**STATED TASK**
Restate the records in their entirety, word for word.

**EXERCISE DATA**
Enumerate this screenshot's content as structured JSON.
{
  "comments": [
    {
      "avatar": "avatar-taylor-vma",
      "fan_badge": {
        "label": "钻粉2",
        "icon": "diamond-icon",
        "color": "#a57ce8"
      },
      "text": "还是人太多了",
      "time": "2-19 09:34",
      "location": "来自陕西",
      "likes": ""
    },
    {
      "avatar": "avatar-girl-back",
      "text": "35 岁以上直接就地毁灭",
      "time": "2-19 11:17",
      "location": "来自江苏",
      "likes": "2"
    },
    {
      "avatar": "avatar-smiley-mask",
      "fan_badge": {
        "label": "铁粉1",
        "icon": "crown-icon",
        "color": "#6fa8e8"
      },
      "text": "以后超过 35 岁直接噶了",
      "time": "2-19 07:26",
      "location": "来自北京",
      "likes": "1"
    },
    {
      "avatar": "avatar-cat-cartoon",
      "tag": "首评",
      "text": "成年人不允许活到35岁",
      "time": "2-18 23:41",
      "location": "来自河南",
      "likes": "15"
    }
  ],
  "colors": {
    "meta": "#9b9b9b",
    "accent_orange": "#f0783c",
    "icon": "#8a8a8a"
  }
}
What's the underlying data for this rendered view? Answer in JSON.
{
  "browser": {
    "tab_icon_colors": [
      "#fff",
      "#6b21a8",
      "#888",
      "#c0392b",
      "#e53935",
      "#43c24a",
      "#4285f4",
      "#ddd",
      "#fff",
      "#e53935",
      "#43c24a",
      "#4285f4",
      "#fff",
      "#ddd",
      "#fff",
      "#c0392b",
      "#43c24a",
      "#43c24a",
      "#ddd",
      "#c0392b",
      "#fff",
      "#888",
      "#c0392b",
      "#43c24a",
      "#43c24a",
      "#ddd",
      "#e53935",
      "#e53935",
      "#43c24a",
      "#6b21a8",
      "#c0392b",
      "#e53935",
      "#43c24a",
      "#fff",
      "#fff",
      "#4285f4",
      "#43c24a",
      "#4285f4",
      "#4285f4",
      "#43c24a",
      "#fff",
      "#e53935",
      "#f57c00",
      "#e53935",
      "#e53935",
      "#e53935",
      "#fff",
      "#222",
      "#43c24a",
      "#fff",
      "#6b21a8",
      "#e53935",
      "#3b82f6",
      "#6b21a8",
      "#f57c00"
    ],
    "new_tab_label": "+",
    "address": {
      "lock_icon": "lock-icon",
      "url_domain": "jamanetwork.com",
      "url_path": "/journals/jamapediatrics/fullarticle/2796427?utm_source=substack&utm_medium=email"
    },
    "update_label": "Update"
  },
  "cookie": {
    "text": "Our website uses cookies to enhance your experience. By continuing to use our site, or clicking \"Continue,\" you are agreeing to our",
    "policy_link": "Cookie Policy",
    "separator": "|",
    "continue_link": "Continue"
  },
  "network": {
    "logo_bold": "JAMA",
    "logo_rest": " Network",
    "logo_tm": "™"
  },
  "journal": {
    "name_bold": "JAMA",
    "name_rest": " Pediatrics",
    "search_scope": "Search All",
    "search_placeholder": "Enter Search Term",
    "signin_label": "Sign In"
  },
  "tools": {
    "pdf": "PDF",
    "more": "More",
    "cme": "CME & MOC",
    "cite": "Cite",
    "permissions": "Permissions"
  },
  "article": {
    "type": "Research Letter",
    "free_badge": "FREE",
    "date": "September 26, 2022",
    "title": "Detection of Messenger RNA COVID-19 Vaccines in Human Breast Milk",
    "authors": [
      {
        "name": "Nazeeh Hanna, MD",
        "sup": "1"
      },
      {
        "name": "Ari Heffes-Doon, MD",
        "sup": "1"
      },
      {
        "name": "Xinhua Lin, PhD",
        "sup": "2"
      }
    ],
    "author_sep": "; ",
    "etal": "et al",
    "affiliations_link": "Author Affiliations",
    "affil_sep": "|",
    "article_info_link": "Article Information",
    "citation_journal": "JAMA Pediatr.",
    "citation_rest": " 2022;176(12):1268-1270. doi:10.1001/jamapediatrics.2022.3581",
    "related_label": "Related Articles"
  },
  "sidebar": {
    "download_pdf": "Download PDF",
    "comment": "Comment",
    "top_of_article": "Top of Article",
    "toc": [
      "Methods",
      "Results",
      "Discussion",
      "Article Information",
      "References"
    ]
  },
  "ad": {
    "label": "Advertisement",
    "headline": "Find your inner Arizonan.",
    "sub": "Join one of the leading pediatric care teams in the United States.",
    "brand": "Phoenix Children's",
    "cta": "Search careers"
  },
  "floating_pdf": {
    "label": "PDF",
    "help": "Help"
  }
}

**TASK SOLUTION**
Enumerate this screenshot's content as structured JSON.
{
  "comments": [
    {
      "avatar": "avatar-taylor-vma",
      "fan_badge": {
        "label": "钻粉2",
        "icon": "diamond-icon",
        "color": "#a57ce8"
      },
      "text": "还是人太多了",
      "time": "2-19 09:34",
      "location": "来自陕西",
      "likes": ""
    },
    {
      "avatar": "avatar-girl-back",
      "text": "35 岁以上直接就地毁灭",
      "time": "2-19 11:17",
      "location": "来自江苏",
      "likes": "2"
    },
    {
      "avatar": "avatar-smiley-mask",
      "fan_badge": {
        "label": "铁粉1",
        "icon": "crown-icon",
        "color": "#6fa8e8"
      },
      "text": "以后超过 35 岁直接噶了",
      "time": "2-19 07:26",
      "location": "来自北京",
      "likes": "1"
    },
    {
      "avatar": "avatar-cat-cartoon",
      "tag": "首评",
      "text": "成年人不允许活到35岁",
      "time": "2-18 23:41",
      "location": "来自河南",
      "likes": "15"
    }
  ],
  "colors": {
    "meta": "#9b9b9b",
    "accent_orange": "#f0783c",
    "icon": "#8a8a8a"
  }
}
What's the underlying data for this rendered view? Answer in JSON.
{
  "browser": {
    "tab_icon_colors": [
      "#fff",
      "#6b21a8",
      "#888",
      "#c0392b",
      "#e53935",
      "#43c24a",
      "#4285f4",
      "#ddd",
      "#fff",
      "#e53935",
      "#43c24a",
      "#4285f4",
      "#fff",
      "#ddd",
      "#fff",
      "#c0392b",
      "#43c24a",
      "#43c24a",
      "#ddd",
      "#c0392b",
      "#fff",
      "#888",
      "#c0392b",
      "#43c24a",
      "#43c24a",
      "#ddd",
      "#e53935",
      "#e53935",
      "#43c24a",
      "#6b21a8",
      "#c0392b",
      "#e53935",
      "#43c24a",
      "#fff",
      "#fff",
      "#4285f4",
      "#43c24a",
      "#4285f4",
      "#4285f4",
      "#43c24a",
      "#fff",
      "#e53935",
      "#f57c00",
      "#e53935",
      "#e53935",
      "#e53935",
      "#fff",
      "#222",
      "#43c24a",
      "#fff",
      "#6b21a8",
      "#e53935",
      "#3b82f6",
      "#6b21a8",
      "#f57c00"
    ],
    "new_tab_label": "+",
    "address": {
      "lock_icon": "lock-icon",
      "url_domain": "jamanetwork.com",
      "url_path": "/journals/jamapediatrics/fullarticle/2796427?utm_source=substack&utm_medium=email"
    },
    "update_label": "Update"
  },
  "cookie": {
    "text": "Our website uses cookies to enhance your experience. By continuing to use our site, or clicking \"Continue,\" you are agreeing to our",
    "policy_link": "Cookie Policy",
    "separator": "|",
    "continue_link": "Continue"
  },
  "network": {
    "logo_bold": "JAMA",
    "logo_rest": " Network",
    "logo_tm": "™"
  },
  "journal": {
    "name_bold": "JAMA",
    "name_rest": " Pediatrics",
    "search_scope": "Search All",
    "search_placeholder": "Enter Search Term",
    "signin_label": "Sign In"
  },
  "tools": {
    "pdf": "PDF",
    "more": "More",
    "cme": "CME & MOC",
    "cite": "Cite",
    "permissions": "Permissions"
  },
  "article": {
    "type": "Research Letter",
    "free_badge": "FREE",
    "date": "September 26, 2022",
    "title": "Detection of Messenger RNA COVID-19 Vaccines in Human Breast Milk",
    "authors": [
      {
        "name": "Nazeeh Hanna, MD",
        "sup": "1"
      },
      {
        "name": "Ari Heffes-Doon, MD",
        "sup": "1"
      },
      {
        "name": "Xinhua Lin, PhD",
        "sup": "2"
      }
    ],
    "author_sep": "; ",
    "etal": "et al",
    "affiliations_link": "Author Affiliations",
    "affil_sep": "|",
    "article_info_link": "Article Information",
    "citation_journal": "JAMA Pediatr.",
    "citation_rest": " 2022;176(12):1268-1270. doi:10.1001/jamapediatrics.2022.3581",
    "related_label": "Related Articles"
  },
  "sidebar": {
    "download_pdf": "Download PDF",
    "comment": "Comment",
    "top_of_article": "Top of Article",
    "toc": [
      "Methods",
      "Results",
      "Discussion",
      "Article Information",
      "References"
    ]
  },
  "ad": {
    "label": "Advertisement",
    "headline": "Find your inner Arizonan.",
    "sub": "Join one of the leading pediatric care teams in the United States.",
    "brand": "Phoenix Children's",
    "cta": "Search careers"
  },
  "floating_pdf": {
    "label": "PDF",
    "help": "Help"
  }
}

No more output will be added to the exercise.